→ **Objective**: Copy each line that contains the string "text".

◇ ◇ ◇ ◇ ◇

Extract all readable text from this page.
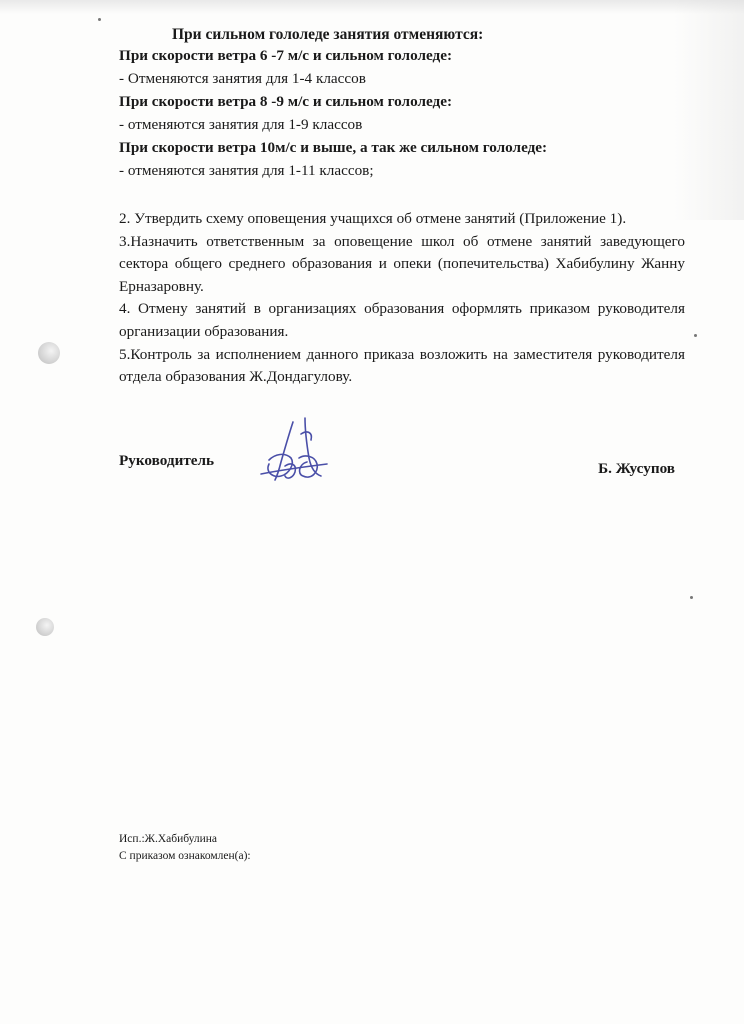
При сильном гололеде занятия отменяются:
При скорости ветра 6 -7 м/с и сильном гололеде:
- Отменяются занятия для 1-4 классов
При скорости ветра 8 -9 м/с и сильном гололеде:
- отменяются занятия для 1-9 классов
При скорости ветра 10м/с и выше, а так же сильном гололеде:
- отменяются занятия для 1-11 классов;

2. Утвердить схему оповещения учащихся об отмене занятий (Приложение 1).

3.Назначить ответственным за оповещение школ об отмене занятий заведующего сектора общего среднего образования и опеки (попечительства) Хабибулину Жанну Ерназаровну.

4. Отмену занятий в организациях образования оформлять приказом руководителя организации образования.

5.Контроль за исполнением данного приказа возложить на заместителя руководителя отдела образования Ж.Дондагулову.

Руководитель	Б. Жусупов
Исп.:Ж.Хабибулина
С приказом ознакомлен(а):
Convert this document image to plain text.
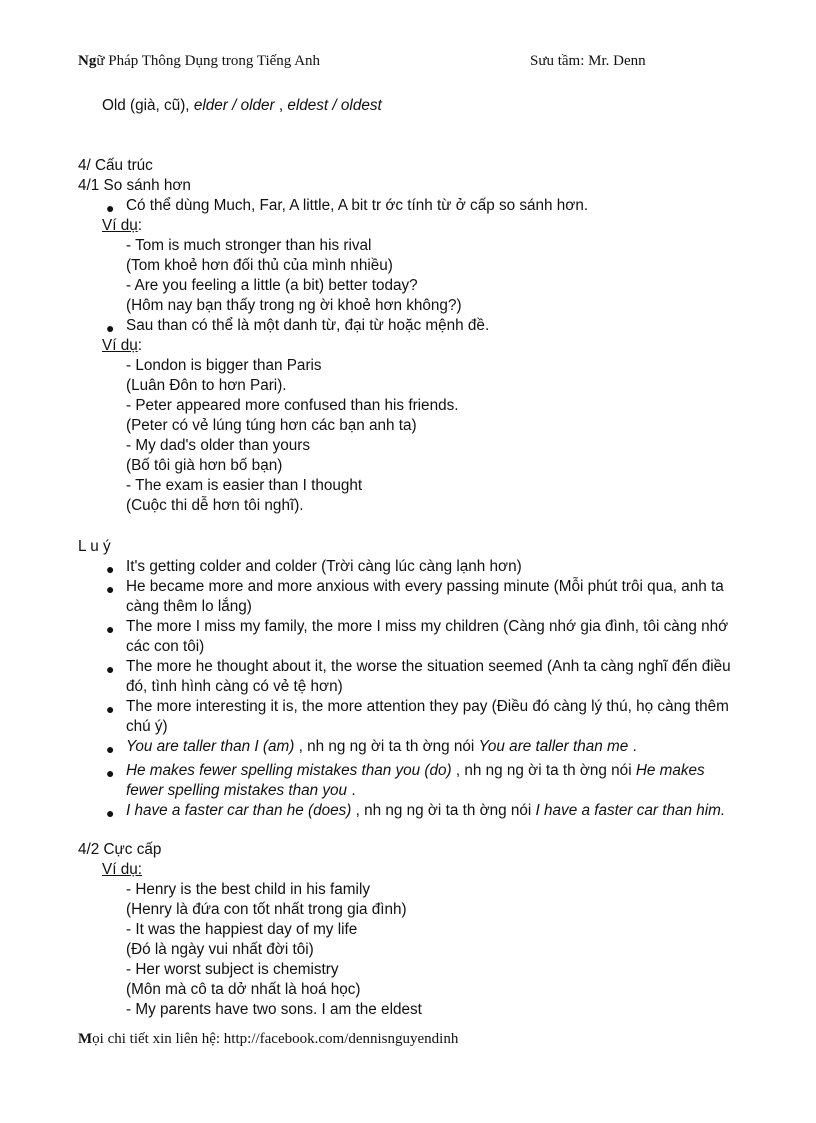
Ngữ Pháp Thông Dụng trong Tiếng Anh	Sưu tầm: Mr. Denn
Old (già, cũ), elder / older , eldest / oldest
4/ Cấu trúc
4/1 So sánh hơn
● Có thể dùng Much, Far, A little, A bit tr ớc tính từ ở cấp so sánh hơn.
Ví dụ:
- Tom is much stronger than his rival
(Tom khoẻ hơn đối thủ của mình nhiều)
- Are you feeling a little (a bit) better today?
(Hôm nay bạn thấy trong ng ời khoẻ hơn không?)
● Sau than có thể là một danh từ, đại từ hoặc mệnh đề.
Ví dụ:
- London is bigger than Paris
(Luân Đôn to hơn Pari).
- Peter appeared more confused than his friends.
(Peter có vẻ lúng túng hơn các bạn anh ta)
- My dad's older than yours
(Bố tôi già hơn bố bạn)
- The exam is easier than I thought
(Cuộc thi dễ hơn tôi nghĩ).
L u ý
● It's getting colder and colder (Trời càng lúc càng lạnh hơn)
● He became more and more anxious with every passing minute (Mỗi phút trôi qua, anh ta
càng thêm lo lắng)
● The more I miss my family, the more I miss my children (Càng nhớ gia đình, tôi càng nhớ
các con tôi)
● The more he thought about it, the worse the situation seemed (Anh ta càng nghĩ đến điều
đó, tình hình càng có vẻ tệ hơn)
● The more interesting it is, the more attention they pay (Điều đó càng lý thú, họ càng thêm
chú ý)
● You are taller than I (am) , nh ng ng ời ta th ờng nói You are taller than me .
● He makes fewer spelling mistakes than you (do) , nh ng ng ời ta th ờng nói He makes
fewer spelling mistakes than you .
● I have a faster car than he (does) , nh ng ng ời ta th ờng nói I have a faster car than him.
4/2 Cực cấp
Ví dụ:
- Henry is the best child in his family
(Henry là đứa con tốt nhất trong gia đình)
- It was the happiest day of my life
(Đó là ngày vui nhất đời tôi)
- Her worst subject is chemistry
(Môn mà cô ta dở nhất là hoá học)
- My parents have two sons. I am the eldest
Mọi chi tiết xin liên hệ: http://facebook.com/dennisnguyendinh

◇ ◇ ◇ ◇ ◇

→ **Written answer**:
Extract all readable text from this page.
Convert this document image to plain text.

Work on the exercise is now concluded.